Page

· · · · · · ·

The Asia Pacific region is more diverse than most investors realise. There are the emerging markets of China, India and Thailand, the developed economy of Japan, and Australia and New Zealand where investors can find good yield opportunities.

DROPPED FROM 2014 SELECTION:

iShares Asia Pacific Dividend UCITS ETF (IAPD)

 

Db x-trackers MSCI AC Asia Ex Japan High Dividend Yield Index UCITS ETF 1D (XAHG)

This is a broad Asian dividend ETF with almost 200 stocks represented. The benchmark index includes only securities that offer a higher than average dividend yield relative to the MSCI AC Asia ex Japan Index and that pass dividend sustainability screens. It’s a synthetic fund, constructed using a fully funded collateralised swap and its TER is 0.65 per cent.

Link to provider fact sheet

Link to IC data

 

NEW: SPDR S&P Pan Asia Dividend Aristocrats UCITS ETF (PADV)

This aims to track the performance of high dividend yielding equities from the Asia Pacific region. The S&P Pan Asia Dividend Aristocrats Index measures the performance of companies within the S&P Pan Asia Broad Market Index (BMI) that have followed a policy of consistently increasing dividends every year for at least seven consecutive years. Alan Miller says that PADV is marginally cheaper when compared to the iShares product (IAPD) that we previously had in the selection, plus it has broader diversification (70 vs 30 companies) and better historic performance.

· · · · · · ·

Information provided

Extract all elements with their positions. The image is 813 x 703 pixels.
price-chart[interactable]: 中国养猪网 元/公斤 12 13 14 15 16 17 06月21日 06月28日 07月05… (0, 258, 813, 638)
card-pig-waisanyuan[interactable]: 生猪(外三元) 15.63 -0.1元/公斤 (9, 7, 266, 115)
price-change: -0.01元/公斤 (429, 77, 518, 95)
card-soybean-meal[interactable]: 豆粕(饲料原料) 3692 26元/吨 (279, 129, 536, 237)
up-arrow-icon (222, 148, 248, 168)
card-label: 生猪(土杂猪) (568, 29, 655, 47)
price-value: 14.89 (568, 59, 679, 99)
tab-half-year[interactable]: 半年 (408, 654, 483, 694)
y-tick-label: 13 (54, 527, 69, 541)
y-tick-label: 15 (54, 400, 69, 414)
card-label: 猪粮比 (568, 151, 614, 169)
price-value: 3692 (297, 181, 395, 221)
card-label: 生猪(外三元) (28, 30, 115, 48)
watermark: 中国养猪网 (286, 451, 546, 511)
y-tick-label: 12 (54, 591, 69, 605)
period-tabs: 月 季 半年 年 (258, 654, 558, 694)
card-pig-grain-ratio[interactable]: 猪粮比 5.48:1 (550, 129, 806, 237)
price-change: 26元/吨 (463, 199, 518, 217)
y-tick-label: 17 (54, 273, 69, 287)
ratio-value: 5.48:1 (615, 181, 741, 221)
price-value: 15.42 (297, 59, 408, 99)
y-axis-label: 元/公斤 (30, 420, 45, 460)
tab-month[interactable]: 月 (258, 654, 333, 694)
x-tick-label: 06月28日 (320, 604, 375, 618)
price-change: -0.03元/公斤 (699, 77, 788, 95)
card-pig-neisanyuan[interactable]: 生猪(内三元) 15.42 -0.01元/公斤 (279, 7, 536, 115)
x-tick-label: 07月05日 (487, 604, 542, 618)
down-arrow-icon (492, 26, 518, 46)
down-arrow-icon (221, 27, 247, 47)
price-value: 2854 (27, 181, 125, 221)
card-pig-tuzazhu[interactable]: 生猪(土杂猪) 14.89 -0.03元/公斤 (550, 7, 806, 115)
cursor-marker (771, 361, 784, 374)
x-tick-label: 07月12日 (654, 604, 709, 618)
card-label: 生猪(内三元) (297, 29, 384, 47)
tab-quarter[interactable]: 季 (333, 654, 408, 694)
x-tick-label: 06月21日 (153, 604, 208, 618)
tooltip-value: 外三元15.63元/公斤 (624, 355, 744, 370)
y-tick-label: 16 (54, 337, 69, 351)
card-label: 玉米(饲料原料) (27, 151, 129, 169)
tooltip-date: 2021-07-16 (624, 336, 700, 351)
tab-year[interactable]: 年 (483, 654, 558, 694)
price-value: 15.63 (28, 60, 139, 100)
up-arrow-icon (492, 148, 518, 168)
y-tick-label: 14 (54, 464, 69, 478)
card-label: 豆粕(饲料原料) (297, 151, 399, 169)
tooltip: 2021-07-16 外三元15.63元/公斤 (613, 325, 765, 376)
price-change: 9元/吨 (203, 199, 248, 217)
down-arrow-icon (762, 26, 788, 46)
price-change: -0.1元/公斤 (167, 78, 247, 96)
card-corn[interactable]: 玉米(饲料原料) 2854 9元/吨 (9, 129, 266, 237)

· · · · · · ·

Required actions
A – Answer these questions using the Asia Pacific ETF page:
(i) What is the TER of the Db x-trackers fund (XAHG)?
(ii) Which fund was dropped from the 2014 selection?
(iii) For at least how many consecutive years must companies have increased dividends to be measured by the S&P Pan Asia Dividend Aristocrats Index?
B – Retype everything in the Asia Pacific ETF page from "The Asia Pacific region is" down to "good yield opportunities.".

Expected answers
A –
(i) 0.65%
(ii) iShares Asia Pacific Dividend UCITS ETF (IAPD)
(iii) Seven

B –
The Asia Pacific region is more diverse than most investors realise. There are the emerging markets of China, India and Thailand, the developed economy of Japan, and Australia and New Zealand where investors can find good yield opportunities.